## [Chart and figure data]
________

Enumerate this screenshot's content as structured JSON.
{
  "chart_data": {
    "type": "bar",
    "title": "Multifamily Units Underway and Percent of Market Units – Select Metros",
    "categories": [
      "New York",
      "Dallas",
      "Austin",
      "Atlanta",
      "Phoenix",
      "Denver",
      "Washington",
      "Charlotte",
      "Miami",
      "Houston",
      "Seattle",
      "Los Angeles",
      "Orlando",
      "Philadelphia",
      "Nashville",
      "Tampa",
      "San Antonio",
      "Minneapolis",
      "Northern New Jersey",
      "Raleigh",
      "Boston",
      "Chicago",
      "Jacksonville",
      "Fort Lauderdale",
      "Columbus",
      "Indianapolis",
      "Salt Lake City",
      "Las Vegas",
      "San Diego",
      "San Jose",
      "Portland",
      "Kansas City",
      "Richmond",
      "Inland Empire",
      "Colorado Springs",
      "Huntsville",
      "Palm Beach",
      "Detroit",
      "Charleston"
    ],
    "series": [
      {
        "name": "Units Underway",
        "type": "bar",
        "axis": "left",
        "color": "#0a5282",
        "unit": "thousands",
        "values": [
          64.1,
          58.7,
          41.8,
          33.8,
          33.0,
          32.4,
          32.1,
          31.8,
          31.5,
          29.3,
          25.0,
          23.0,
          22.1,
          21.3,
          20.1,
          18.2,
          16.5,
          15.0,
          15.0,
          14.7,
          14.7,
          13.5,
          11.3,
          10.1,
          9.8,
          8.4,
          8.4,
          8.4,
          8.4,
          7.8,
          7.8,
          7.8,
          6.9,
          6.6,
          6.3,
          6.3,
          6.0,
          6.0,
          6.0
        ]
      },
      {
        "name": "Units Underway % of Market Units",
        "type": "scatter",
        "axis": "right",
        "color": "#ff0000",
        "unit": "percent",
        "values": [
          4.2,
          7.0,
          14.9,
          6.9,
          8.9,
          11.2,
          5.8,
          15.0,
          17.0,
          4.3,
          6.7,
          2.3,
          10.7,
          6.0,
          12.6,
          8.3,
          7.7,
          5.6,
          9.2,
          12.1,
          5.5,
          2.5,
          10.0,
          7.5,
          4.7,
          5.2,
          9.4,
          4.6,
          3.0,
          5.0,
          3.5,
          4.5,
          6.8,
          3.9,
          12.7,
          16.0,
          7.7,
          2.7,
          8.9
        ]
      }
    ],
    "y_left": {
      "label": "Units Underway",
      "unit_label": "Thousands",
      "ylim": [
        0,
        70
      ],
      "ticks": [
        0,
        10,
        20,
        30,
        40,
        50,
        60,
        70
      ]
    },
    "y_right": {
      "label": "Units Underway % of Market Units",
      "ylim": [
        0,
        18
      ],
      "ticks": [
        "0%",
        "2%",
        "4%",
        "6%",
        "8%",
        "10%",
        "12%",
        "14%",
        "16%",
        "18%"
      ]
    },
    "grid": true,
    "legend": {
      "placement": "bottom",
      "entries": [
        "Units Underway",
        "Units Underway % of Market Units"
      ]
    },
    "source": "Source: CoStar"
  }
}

________

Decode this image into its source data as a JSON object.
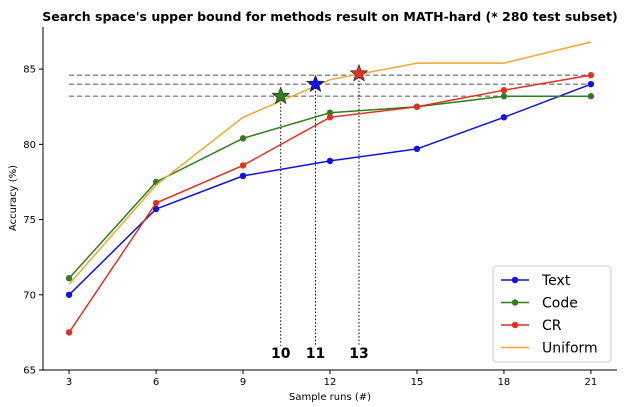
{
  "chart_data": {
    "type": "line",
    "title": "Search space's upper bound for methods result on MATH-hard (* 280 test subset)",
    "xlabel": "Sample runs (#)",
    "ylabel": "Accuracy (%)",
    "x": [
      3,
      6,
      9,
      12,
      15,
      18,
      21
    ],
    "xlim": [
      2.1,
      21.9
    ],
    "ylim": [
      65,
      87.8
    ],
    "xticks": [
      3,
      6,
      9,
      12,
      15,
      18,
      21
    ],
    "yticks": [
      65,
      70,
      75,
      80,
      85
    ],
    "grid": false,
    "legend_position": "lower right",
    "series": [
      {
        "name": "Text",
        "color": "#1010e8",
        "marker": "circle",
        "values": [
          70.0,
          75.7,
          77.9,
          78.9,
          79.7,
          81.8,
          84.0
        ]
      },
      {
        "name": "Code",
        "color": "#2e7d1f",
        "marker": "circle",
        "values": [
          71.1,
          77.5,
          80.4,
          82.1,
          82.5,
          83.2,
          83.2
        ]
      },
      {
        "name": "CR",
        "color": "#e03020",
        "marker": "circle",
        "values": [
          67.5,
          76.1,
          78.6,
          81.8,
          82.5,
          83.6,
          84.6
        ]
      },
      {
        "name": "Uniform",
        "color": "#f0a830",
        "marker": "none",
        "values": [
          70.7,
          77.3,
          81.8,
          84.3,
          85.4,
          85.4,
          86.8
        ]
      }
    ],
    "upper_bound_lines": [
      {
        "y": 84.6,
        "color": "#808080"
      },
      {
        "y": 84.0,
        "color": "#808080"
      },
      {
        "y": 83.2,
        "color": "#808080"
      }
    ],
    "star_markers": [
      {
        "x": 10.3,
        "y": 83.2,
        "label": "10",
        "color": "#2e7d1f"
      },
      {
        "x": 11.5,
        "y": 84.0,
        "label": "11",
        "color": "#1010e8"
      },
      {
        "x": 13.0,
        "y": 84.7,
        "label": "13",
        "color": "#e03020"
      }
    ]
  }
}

________

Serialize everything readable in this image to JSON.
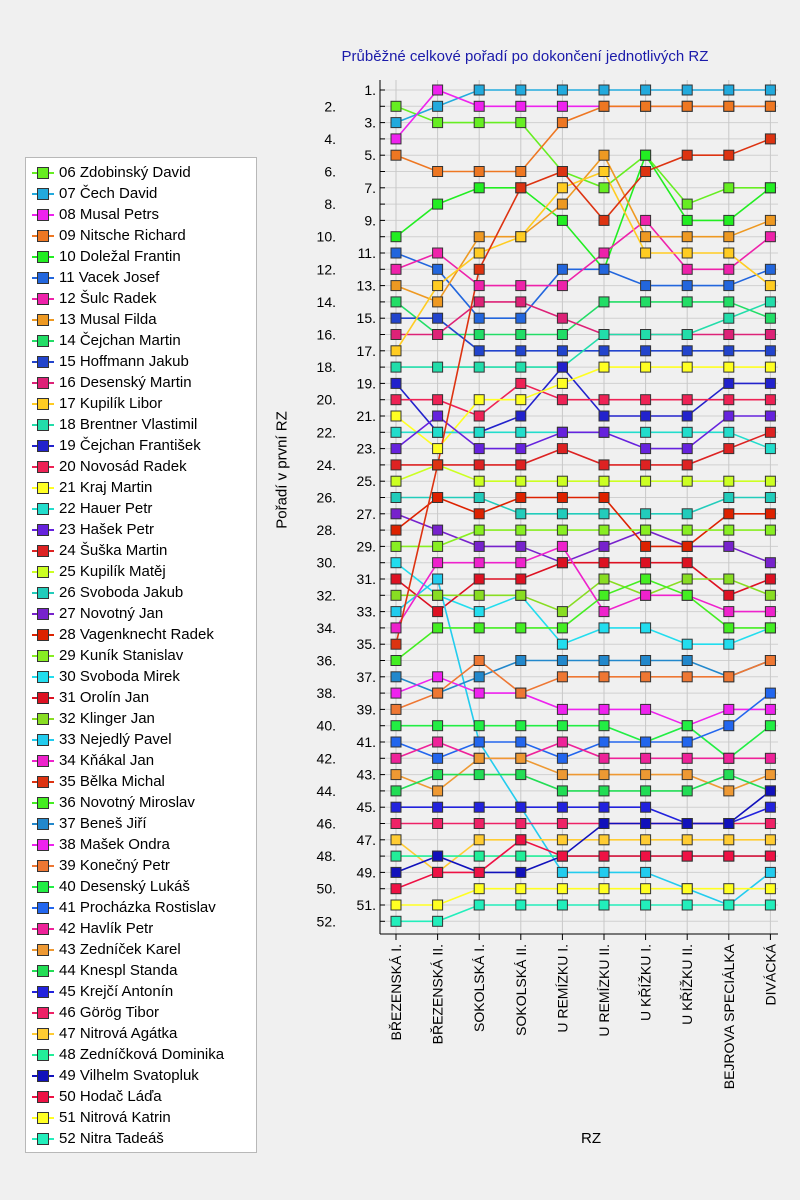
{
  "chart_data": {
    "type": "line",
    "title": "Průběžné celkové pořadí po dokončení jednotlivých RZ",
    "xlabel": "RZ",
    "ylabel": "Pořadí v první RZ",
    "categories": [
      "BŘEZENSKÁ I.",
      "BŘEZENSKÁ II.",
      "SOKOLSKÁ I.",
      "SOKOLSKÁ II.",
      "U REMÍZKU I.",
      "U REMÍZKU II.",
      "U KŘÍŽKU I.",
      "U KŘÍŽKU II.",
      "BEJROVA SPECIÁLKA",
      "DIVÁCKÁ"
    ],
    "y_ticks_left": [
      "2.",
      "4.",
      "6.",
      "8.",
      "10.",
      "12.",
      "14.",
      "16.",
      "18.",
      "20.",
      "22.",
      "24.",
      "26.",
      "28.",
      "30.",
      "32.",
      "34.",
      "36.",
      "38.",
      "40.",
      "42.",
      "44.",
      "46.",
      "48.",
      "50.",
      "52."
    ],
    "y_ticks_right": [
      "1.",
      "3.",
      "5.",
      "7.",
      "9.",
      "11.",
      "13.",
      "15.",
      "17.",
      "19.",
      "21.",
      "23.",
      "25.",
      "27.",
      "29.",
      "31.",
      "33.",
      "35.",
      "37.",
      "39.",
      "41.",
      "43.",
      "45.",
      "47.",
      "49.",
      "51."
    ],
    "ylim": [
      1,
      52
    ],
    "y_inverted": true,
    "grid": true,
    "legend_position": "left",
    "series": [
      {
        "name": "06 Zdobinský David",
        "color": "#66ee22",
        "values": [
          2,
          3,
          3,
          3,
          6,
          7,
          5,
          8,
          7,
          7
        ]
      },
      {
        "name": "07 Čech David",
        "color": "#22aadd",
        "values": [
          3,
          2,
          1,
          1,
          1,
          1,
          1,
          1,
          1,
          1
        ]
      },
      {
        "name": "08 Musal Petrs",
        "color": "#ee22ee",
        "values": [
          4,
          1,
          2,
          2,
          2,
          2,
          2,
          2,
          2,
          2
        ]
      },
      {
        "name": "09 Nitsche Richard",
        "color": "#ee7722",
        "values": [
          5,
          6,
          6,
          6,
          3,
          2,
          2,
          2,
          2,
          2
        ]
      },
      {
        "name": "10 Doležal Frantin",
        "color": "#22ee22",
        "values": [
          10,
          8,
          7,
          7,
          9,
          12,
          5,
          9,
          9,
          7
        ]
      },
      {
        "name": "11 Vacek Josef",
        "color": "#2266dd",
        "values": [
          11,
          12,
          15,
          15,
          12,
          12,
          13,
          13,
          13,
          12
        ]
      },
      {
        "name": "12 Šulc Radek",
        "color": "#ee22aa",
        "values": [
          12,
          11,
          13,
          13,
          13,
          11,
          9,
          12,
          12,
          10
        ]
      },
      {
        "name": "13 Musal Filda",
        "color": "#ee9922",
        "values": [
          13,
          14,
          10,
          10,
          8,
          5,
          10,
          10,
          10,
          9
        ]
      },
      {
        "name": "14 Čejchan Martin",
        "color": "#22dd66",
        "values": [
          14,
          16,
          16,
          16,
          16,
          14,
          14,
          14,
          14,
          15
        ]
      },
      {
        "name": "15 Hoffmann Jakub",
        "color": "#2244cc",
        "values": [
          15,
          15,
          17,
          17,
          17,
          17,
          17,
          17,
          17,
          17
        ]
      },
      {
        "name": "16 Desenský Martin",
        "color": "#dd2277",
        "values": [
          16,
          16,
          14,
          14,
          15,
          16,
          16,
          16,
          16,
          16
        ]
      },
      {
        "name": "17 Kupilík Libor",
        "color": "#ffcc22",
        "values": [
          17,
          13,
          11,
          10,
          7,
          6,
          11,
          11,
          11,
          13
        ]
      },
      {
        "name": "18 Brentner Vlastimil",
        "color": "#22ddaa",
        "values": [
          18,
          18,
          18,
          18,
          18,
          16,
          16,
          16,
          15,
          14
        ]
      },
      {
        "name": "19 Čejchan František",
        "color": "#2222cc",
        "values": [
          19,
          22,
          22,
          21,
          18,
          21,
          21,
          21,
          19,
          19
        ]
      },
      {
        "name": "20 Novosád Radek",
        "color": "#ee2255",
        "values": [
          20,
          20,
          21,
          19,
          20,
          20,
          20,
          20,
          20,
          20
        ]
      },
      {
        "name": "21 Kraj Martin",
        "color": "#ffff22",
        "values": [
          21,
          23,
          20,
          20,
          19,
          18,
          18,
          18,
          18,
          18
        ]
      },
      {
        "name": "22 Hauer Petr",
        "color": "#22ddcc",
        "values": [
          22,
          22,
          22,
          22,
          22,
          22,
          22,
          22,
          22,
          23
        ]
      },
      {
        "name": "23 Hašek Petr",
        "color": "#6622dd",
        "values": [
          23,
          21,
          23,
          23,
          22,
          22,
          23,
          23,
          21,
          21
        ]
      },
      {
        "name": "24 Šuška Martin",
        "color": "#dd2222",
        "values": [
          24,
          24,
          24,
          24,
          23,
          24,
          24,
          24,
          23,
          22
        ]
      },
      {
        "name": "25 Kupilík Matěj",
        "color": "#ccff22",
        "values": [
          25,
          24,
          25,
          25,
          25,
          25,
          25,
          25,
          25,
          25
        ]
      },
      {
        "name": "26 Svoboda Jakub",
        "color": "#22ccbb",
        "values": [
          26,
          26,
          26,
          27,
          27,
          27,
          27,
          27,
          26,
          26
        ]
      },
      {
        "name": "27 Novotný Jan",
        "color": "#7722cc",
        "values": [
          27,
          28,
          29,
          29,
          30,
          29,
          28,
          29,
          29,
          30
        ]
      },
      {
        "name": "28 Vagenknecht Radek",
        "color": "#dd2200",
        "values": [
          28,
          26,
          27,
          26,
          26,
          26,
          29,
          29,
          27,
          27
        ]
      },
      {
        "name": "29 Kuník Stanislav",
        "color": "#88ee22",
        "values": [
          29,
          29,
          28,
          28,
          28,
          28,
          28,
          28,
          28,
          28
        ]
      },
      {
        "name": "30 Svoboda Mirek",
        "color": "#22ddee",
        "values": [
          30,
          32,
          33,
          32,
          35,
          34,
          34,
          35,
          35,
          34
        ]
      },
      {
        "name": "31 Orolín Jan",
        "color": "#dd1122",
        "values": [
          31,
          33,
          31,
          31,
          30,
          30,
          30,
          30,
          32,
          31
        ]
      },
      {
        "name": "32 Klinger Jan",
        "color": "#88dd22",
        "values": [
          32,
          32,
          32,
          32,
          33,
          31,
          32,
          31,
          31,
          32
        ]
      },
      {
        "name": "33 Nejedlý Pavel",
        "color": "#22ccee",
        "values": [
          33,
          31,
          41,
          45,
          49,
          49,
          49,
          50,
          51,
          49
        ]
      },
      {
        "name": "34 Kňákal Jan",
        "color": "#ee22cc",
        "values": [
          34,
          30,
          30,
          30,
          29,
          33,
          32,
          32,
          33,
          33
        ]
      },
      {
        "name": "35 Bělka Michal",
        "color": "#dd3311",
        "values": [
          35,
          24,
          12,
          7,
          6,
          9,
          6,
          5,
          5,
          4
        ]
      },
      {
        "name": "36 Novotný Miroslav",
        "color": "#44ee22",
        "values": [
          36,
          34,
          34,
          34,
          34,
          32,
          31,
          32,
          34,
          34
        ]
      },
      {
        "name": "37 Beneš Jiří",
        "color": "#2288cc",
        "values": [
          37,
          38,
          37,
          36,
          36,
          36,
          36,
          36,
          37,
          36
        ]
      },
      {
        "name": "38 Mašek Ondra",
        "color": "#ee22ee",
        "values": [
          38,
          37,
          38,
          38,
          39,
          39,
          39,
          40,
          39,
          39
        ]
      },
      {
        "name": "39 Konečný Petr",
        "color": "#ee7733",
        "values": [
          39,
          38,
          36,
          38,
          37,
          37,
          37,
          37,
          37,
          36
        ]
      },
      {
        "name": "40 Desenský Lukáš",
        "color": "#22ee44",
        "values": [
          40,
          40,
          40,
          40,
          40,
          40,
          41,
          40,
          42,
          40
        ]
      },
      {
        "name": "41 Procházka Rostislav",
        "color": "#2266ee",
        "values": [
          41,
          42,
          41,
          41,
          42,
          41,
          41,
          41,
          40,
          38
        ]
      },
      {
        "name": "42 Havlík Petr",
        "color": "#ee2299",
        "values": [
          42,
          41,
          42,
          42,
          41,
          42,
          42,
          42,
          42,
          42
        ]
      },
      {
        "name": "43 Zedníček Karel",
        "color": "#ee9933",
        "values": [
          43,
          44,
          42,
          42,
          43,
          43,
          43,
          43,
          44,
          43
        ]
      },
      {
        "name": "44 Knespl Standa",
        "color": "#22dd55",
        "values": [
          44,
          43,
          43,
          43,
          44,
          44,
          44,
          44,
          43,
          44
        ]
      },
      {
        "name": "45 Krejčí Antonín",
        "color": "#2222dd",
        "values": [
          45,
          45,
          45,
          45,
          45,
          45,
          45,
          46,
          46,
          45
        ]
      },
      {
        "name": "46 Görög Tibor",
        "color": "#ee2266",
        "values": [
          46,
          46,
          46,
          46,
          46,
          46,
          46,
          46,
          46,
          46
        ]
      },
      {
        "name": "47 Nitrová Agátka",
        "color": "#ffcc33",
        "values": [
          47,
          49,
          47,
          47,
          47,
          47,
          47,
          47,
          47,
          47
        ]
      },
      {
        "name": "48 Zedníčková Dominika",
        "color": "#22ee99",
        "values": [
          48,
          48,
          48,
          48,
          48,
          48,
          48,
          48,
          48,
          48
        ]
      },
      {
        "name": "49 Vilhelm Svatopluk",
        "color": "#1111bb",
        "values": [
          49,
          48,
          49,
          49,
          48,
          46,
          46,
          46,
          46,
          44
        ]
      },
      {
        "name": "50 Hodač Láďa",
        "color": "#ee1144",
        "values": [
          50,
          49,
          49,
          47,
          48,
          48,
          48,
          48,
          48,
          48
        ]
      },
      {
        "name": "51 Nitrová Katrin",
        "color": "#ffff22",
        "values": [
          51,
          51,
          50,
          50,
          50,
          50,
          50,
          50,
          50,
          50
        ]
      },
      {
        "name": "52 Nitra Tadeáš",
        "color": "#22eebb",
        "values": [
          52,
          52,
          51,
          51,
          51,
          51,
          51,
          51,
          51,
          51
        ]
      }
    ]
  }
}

________

## [Problem description]
Look through the listing and extract every line with "Kupilík" in it.

## [Expected answer]
        "name": "17 Kupilík Libor",
        "name": "25 Kupilík Matěj",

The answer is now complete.